** Start of Available records **

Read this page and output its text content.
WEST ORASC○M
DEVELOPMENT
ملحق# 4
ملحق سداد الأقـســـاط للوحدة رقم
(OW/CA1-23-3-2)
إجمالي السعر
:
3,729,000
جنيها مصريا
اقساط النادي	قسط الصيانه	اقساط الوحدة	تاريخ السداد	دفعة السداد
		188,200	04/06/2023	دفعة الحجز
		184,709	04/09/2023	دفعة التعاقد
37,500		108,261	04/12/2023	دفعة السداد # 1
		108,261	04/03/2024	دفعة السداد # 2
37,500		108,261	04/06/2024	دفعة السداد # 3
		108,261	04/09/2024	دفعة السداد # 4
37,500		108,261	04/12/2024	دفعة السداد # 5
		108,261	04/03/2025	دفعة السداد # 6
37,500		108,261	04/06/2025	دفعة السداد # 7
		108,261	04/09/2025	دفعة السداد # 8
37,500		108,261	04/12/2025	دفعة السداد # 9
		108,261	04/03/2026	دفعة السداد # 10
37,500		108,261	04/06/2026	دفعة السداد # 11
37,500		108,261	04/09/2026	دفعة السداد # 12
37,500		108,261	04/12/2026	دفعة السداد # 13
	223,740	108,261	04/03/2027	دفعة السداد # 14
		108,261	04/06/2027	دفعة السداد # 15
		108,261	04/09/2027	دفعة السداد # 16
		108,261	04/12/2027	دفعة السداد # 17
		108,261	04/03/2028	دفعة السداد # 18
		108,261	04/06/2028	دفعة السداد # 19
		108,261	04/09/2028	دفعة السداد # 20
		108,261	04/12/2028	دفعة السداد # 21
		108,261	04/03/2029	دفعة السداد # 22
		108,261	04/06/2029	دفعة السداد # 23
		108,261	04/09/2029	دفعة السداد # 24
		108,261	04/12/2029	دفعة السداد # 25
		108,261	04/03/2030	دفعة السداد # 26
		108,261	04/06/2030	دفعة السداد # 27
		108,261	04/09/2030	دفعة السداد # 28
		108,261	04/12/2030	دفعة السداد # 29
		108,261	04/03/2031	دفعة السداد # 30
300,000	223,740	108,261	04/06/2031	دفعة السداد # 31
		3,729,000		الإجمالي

** End of Available records **

» Request
Of the lines in the data above, how many contain the word "ملحق"? Give only that figure.

» Answer
2